→ Short problem
Copy the records below exactly, leaving out every picture.

→ Entries shown
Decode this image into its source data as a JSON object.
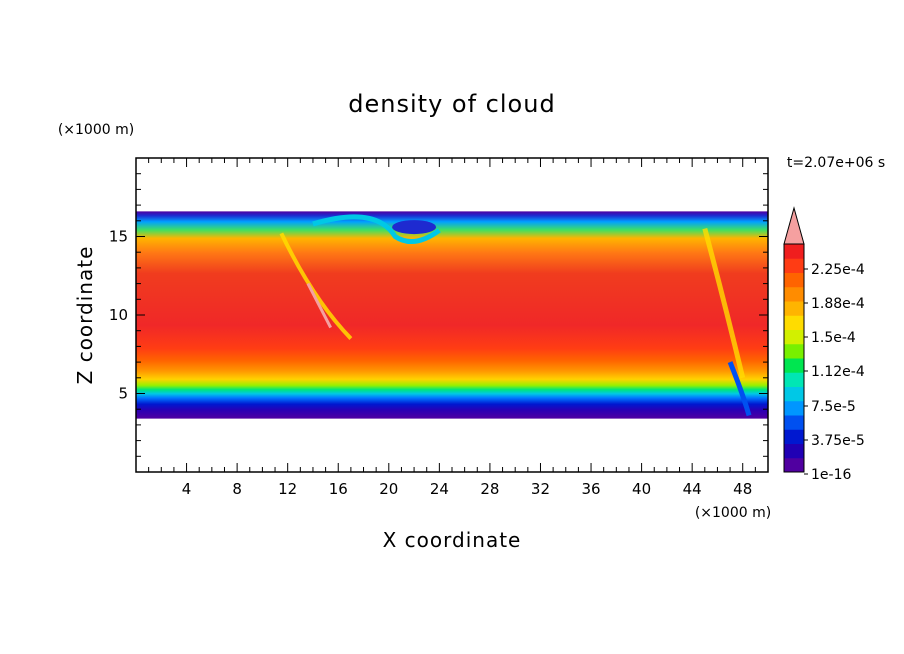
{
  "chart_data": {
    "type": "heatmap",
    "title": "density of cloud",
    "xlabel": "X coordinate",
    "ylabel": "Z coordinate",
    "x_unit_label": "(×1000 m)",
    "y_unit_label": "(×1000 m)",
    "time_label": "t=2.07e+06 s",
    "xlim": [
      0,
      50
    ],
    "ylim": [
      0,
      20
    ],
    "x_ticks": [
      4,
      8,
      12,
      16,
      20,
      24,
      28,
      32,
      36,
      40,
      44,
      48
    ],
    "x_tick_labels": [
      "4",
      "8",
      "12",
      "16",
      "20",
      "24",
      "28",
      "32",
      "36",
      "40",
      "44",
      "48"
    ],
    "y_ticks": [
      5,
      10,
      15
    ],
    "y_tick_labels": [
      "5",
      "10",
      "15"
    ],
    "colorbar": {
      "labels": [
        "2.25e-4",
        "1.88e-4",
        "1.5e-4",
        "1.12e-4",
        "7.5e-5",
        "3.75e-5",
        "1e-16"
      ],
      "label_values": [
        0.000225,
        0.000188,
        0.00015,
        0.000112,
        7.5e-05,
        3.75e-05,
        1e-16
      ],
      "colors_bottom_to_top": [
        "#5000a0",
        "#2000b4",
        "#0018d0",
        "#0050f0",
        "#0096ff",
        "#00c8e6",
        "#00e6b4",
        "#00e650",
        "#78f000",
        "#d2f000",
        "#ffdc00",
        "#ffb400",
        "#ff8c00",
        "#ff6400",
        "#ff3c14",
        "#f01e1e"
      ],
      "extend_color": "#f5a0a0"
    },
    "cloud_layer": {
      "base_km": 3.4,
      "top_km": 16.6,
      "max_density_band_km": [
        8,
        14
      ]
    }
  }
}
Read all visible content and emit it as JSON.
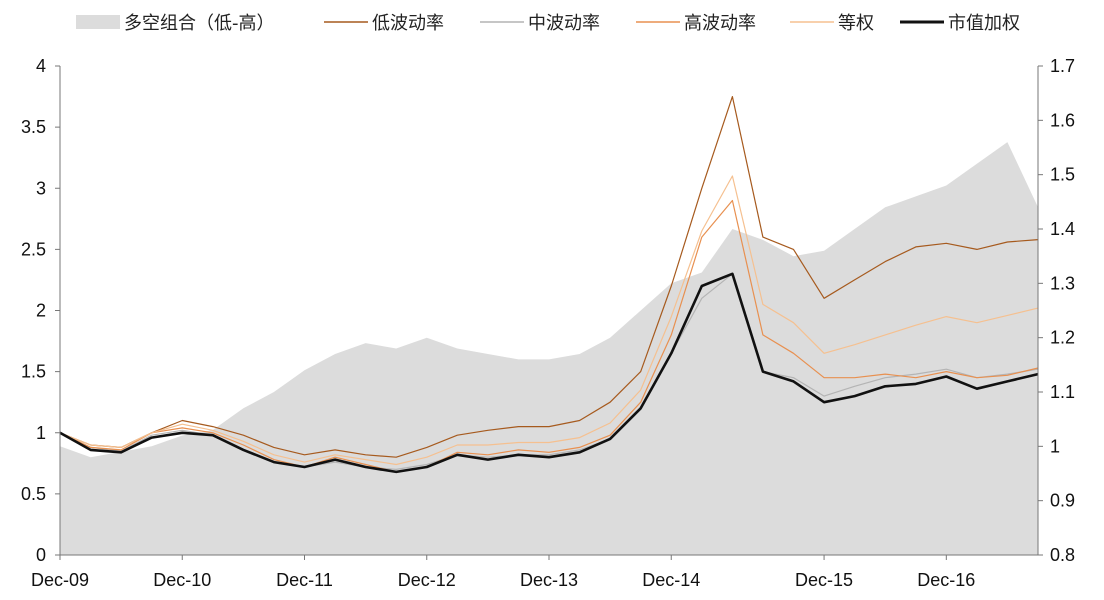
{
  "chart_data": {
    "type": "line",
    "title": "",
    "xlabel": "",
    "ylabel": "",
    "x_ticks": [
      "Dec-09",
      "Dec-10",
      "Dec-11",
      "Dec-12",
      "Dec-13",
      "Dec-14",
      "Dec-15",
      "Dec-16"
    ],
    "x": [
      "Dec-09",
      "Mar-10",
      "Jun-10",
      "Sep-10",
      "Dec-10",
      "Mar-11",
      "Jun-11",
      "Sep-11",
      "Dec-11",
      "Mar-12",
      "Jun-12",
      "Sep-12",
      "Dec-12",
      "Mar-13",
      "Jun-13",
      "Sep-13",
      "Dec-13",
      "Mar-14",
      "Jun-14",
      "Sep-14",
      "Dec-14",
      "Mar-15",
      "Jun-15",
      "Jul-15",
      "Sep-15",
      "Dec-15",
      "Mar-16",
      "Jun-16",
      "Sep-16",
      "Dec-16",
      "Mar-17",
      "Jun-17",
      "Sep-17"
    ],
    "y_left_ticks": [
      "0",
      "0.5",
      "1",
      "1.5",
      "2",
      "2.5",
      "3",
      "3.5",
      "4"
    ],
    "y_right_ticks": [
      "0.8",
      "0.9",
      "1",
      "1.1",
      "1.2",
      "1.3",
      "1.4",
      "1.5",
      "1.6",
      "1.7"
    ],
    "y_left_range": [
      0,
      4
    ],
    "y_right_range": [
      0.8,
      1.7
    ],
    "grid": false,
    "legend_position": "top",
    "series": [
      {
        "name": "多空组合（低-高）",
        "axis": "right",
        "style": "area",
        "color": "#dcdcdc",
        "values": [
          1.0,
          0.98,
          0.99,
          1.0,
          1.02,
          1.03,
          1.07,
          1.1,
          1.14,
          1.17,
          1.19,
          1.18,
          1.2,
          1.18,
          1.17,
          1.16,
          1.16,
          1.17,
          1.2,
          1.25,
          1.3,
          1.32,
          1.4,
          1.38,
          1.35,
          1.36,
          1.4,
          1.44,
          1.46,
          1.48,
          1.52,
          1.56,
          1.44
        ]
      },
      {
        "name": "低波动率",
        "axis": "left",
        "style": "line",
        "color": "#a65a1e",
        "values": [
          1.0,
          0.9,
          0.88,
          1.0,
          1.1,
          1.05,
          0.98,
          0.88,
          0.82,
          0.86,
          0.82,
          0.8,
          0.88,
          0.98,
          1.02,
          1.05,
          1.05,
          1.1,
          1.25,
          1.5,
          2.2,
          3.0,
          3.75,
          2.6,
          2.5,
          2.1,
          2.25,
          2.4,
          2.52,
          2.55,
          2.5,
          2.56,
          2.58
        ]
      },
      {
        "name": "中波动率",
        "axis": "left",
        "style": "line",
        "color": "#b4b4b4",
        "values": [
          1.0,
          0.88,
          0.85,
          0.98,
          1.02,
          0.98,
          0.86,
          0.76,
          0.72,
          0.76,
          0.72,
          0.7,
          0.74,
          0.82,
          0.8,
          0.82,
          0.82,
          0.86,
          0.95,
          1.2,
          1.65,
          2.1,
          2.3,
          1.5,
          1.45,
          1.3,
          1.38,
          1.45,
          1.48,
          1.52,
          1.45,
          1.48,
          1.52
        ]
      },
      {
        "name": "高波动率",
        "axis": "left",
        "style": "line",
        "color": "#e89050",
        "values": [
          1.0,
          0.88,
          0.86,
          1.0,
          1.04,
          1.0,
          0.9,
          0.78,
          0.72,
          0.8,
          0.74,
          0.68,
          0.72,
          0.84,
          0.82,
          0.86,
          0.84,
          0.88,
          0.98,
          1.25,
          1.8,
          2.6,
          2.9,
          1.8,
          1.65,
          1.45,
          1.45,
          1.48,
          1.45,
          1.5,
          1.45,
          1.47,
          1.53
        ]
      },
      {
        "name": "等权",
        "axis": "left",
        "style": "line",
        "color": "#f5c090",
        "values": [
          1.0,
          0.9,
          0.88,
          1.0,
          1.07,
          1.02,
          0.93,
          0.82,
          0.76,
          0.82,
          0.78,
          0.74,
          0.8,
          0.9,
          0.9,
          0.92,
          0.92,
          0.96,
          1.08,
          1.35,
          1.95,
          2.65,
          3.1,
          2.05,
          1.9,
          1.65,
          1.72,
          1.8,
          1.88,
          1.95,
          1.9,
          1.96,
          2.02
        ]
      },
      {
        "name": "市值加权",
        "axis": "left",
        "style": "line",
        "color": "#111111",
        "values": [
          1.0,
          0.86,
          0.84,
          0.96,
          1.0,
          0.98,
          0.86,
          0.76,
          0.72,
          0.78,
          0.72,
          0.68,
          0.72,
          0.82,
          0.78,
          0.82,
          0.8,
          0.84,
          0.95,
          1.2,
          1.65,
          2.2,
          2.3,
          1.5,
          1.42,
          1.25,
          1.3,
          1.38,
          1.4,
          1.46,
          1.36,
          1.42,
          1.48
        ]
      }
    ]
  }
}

→ Solution for this task
Decode this image into its source data as a JSON object.
{
  "chart_data": {
    "type": "heatmap",
    "title": "density of cloud",
    "xlabel": "X coordinate",
    "ylabel": "Z coordinate",
    "x_unit_label": "(×1000 m)",
    "y_unit_label": "(×1000 m)",
    "time_label": "t=2.07e+06 s",
    "xlim": [
      0,
      50
    ],
    "ylim": [
      0,
      20
    ],
    "x_ticks": [
      4,
      8,
      12,
      16,
      20,
      24,
      28,
      32,
      36,
      40,
      44,
      48
    ],
    "x_tick_labels": [
      "4",
      "8",
      "12",
      "16",
      "20",
      "24",
      "28",
      "32",
      "36",
      "40",
      "44",
      "48"
    ],
    "y_ticks": [
      5,
      10,
      15
    ],
    "y_tick_labels": [
      "5",
      "10",
      "15"
    ],
    "colorbar": {
      "labels": [
        "2.25e-4",
        "1.88e-4",
        "1.5e-4",
        "1.12e-4",
        "7.5e-5",
        "3.75e-5",
        "1e-16"
      ],
      "label_values": [
        0.000225,
        0.000188,
        0.00015,
        0.000112,
        7.5e-05,
        3.75e-05,
        1e-16
      ],
      "colors_bottom_to_top": [
        "#5000a0",
        "#2000b4",
        "#0018d0",
        "#0050f0",
        "#0096ff",
        "#00c8e6",
        "#00e6b4",
        "#00e650",
        "#78f000",
        "#d2f000",
        "#ffdc00",
        "#ffb400",
        "#ff8c00",
        "#ff6400",
        "#ff3c14",
        "#f01e1e"
      ],
      "extend_color": "#f5a0a0"
    },
    "cloud_layer": {
      "base_km": 3.4,
      "top_km": 16.6,
      "max_density_band_km": [
        8,
        14
      ]
    }
  }
}
Read all visible content and emit it as JSON.
{
  "chart_data": {
    "type": "line",
    "title": "",
    "xlabel": "",
    "ylabel": "",
    "x_ticks": [
      "Dec-09",
      "Dec-10",
      "Dec-11",
      "Dec-12",
      "Dec-13",
      "Dec-14",
      "Dec-15",
      "Dec-16"
    ],
    "x": [
      "Dec-09",
      "Mar-10",
      "Jun-10",
      "Sep-10",
      "Dec-10",
      "Mar-11",
      "Jun-11",
      "Sep-11",
      "Dec-11",
      "Mar-12",
      "Jun-12",
      "Sep-12",
      "Dec-12",
      "Mar-13",
      "Jun-13",
      "Sep-13",
      "Dec-13",
      "Mar-14",
      "Jun-14",
      "Sep-14",
      "Dec-14",
      "Mar-15",
      "Jun-15",
      "Jul-15",
      "Sep-15",
      "Dec-15",
      "Mar-16",
      "Jun-16",
      "Sep-16",
      "Dec-16",
      "Mar-17",
      "Jun-17",
      "Sep-17"
    ],
    "y_left_ticks": [
      "0",
      "0.5",
      "1",
      "1.5",
      "2",
      "2.5",
      "3",
      "3.5",
      "4"
    ],
    "y_right_ticks": [
      "0.8",
      "0.9",
      "1",
      "1.1",
      "1.2",
      "1.3",
      "1.4",
      "1.5",
      "1.6",
      "1.7"
    ],
    "y_left_range": [
      0,
      4
    ],
    "y_right_range": [
      0.8,
      1.7
    ],
    "grid": false,
    "legend_position": "top",
    "series": [
      {
        "name": "多空组合（低-高）",
        "axis": "right",
        "style": "area",
        "color": "#dcdcdc",
        "values": [
          1.0,
          0.98,
          0.99,
          1.0,
          1.02,
          1.03,
          1.07,
          1.1,
          1.14,
          1.17,
          1.19,
          1.18,
          1.2,
          1.18,
          1.17,
          1.16,
          1.16,
          1.17,
          1.2,
          1.25,
          1.3,
          1.32,
          1.4,
          1.38,
          1.35,
          1.36,
          1.4,
          1.44,
          1.46,
          1.48,
          1.52,
          1.56,
          1.44
        ]
      },
      {
        "name": "低波动率",
        "axis": "left",
        "style": "line",
        "color": "#a65a1e",
        "values": [
          1.0,
          0.9,
          0.88,
          1.0,
          1.1,
          1.05,
          0.98,
          0.88,
          0.82,
          0.86,
          0.82,
          0.8,
          0.88,
          0.98,
          1.02,
          1.05,
          1.05,
          1.1,
          1.25,
          1.5,
          2.2,
          3.0,
          3.75,
          2.6,
          2.5,
          2.1,
          2.25,
          2.4,
          2.52,
          2.55,
          2.5,
          2.56,
          2.58
        ]
      },
      {
        "name": "中波动率",
        "axis": "left",
        "style": "line",
        "color": "#b4b4b4",
        "values": [
          1.0,
          0.88,
          0.85,
          0.98,
          1.02,
          0.98,
          0.86,
          0.76,
          0.72,
          0.76,
          0.72,
          0.7,
          0.74,
          0.82,
          0.8,
          0.82,
          0.82,
          0.86,
          0.95,
          1.2,
          1.65,
          2.1,
          2.3,
          1.5,
          1.45,
          1.3,
          1.38,
          1.45,
          1.48,
          1.52,
          1.45,
          1.48,
          1.52
        ]
      },
      {
        "name": "高波动率",
        "axis": "left",
        "style": "line",
        "color": "#e89050",
        "values": [
          1.0,
          0.88,
          0.86,
          1.0,
          1.04,
          1.0,
          0.9,
          0.78,
          0.72,
          0.8,
          0.74,
          0.68,
          0.72,
          0.84,
          0.82,
          0.86,
          0.84,
          0.88,
          0.98,
          1.25,
          1.8,
          2.6,
          2.9,
          1.8,
          1.65,
          1.45,
          1.45,
          1.48,
          1.45,
          1.5,
          1.45,
          1.47,
          1.53
        ]
      },
      {
        "name": "等权",
        "axis": "left",
        "style": "line",
        "color": "#f5c090",
        "values": [
          1.0,
          0.9,
          0.88,
          1.0,
          1.07,
          1.02,
          0.93,
          0.82,
          0.76,
          0.82,
          0.78,
          0.74,
          0.8,
          0.9,
          0.9,
          0.92,
          0.92,
          0.96,
          1.08,
          1.35,
          1.95,
          2.65,
          3.1,
          2.05,
          1.9,
          1.65,
          1.72,
          1.8,
          1.88,
          1.95,
          1.9,
          1.96,
          2.02
        ]
      },
      {
        "name": "市值加权",
        "axis": "left",
        "style": "line",
        "color": "#111111",
        "values": [
          1.0,
          0.86,
          0.84,
          0.96,
          1.0,
          0.98,
          0.86,
          0.76,
          0.72,
          0.78,
          0.72,
          0.68,
          0.72,
          0.82,
          0.78,
          0.82,
          0.8,
          0.84,
          0.95,
          1.2,
          1.65,
          2.2,
          2.3,
          1.5,
          1.42,
          1.25,
          1.3,
          1.38,
          1.4,
          1.46,
          1.36,
          1.42,
          1.48
        ]
      }
    ]
  }
}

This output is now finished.